[Data shown — start]

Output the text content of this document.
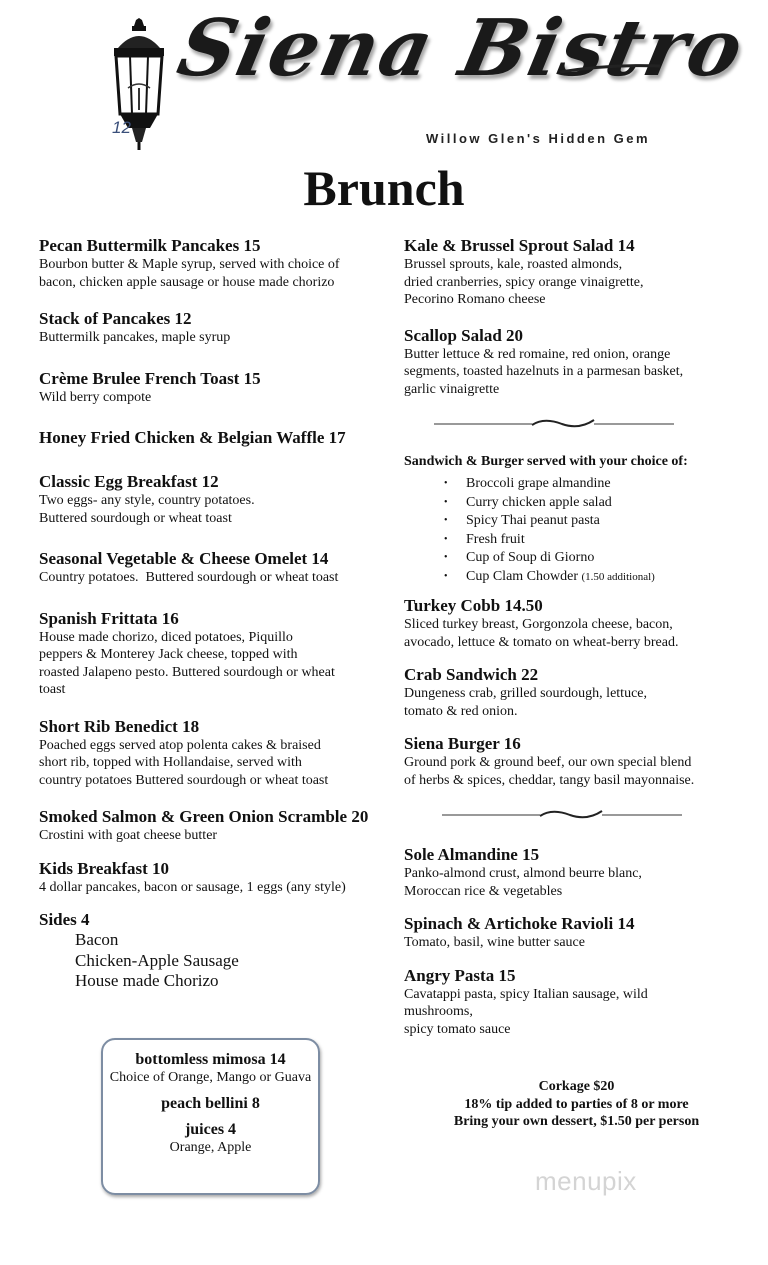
12
Siena Bistro
Willow Glen's Hidden Gem
Brunch
Pecan Buttermilk Pancakes 15
Bourbon butter & Maple syrup, served with choice of
bacon, chicken apple sausage or house made chorizo
Stack of Pancakes 12
Buttermilk pancakes, maple syrup
Crème Brulee French Toast 15
Wild berry compote
Honey Fried Chicken & Belgian Waffle 17
Classic Egg Breakfast 12
Two eggs- any style, country potatoes.
Buttered sourdough or wheat toast
Seasonal Vegetable & Cheese Omelet 14
Country potatoes.  Buttered sourdough or wheat toast
Spanish Frittata 16
House made chorizo, diced potatoes, Piquillo
peppers & Monterey Jack cheese, topped with
roasted Jalapeno pesto. Buttered sourdough or wheat
toast
Short Rib Benedict 18
Poached eggs served atop polenta cakes & braised
short rib, topped with Hollandaise, served with
country potatoes Buttered sourdough or wheat toast
Smoked Salmon & Green Onion Scramble 20
Crostini with goat cheese butter
Kids Breakfast 10
4 dollar pancakes, bacon or sausage, 1 eggs (any style)
Sides 4
Bacon
Chicken-Apple Sausage
House made Chorizo
bottomless mimosa 14
Choice of Orange, Mango or Guava
peach bellini 8
juices 4
Orange, Apple
Kale & Brussel Sprout Salad 14
Brussel sprouts, kale, roasted almonds,
dried cranberries, spicy orange vinaigrette,
Pecorino Romano cheese
Scallop Salad 20
Butter lettuce & red romaine, red onion, orange
segments, toasted hazelnuts in a parmesan basket,
garlic vinaigrette
Sandwich & Burger served with your choice of:
• Broccoli grape almandine
• Curry chicken apple salad
• Spicy Thai peanut pasta
• Fresh fruit
• Cup of Soup di Giorno
• Cup Clam Chowder (1.50 additional)
Turkey Cobb 14.50
Sliced turkey breast, Gorgonzola cheese, bacon,
avocado, lettuce & tomato on wheat-berry bread.
Crab Sandwich 22
Dungeness crab, grilled sourdough, lettuce,
tomato & red onion.
Siena Burger 16
Ground pork & ground beef, our own special blend
of herbs & spices, cheddar, tangy basil mayonnaise.
Sole Almandine 15
Panko-almond crust, almond beurre blanc,
Moroccan rice & vegetables
Spinach & Artichoke Ravioli 14
Tomato, basil, wine butter sauce
Angry Pasta 15
Cavatappi pasta, spicy Italian sausage, wild
mushrooms,
spicy tomato sauce
Corkage $20
18% tip added to parties of 8 or more
Bring your own dessert, $1.50 per person
menupix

[Data shown — finish]

▶ _Exercise requirements_:
Return each line above exactly; any pictures are to be skipped.

▶ _Expected output_:
Output the text content of this document.
12
Siena Bistro
Willow Glen's Hidden Gem
Brunch
Pecan Buttermilk Pancakes 15
Bourbon butter & Maple syrup, served with choice of
bacon, chicken apple sausage or house made chorizo
Stack of Pancakes 12
Buttermilk pancakes, maple syrup
Crème Brulee French Toast 15
Wild berry compote
Honey Fried Chicken & Belgian Waffle 17
Classic Egg Breakfast 12
Two eggs- any style, country potatoes.
Buttered sourdough or wheat toast
Seasonal Vegetable & Cheese Omelet 14
Country potatoes.  Buttered sourdough or wheat toast
Spanish Frittata 16
House made chorizo, diced potatoes, Piquillo
peppers & Monterey Jack cheese, topped with
roasted Jalapeno pesto. Buttered sourdough or wheat
toast
Short Rib Benedict 18
Poached eggs served atop polenta cakes & braised
short rib, topped with Hollandaise, served with
country potatoes Buttered sourdough or wheat toast
Smoked Salmon & Green Onion Scramble 20
Crostini with goat cheese butter
Kids Breakfast 10
4 dollar pancakes, bacon or sausage, 1 eggs (any style)
Sides 4
Bacon
Chicken-Apple Sausage
House made Chorizo
bottomless mimosa 14
Choice of Orange, Mango or Guava
peach bellini 8
juices 4
Orange, Apple
Kale & Brussel Sprout Salad 14
Brussel sprouts, kale, roasted almonds,
dried cranberries, spicy orange vinaigrette,
Pecorino Romano cheese
Scallop Salad 20
Butter lettuce & red romaine, red onion, orange
segments, toasted hazelnuts in a parmesan basket,
garlic vinaigrette
Sandwich & Burger served with your choice of:
• Broccoli grape almandine
• Curry chicken apple salad
• Spicy Thai peanut pasta
• Fresh fruit
• Cup of Soup di Giorno
• Cup Clam Chowder (1.50 additional)
Turkey Cobb 14.50
Sliced turkey breast, Gorgonzola cheese, bacon,
avocado, lettuce & tomato on wheat-berry bread.
Crab Sandwich 22
Dungeness crab, grilled sourdough, lettuce,
tomato & red onion.
Siena Burger 16
Ground pork & ground beef, our own special blend
of herbs & spices, cheddar, tangy basil mayonnaise.
Sole Almandine 15
Panko-almond crust, almond beurre blanc,
Moroccan rice & vegetables
Spinach & Artichoke Ravioli 14
Tomato, basil, wine butter sauce
Angry Pasta 15
Cavatappi pasta, spicy Italian sausage, wild
mushrooms,
spicy tomato sauce
Corkage $20
18% tip added to parties of 8 or more
Bring your own dessert, $1.50 per person
menupix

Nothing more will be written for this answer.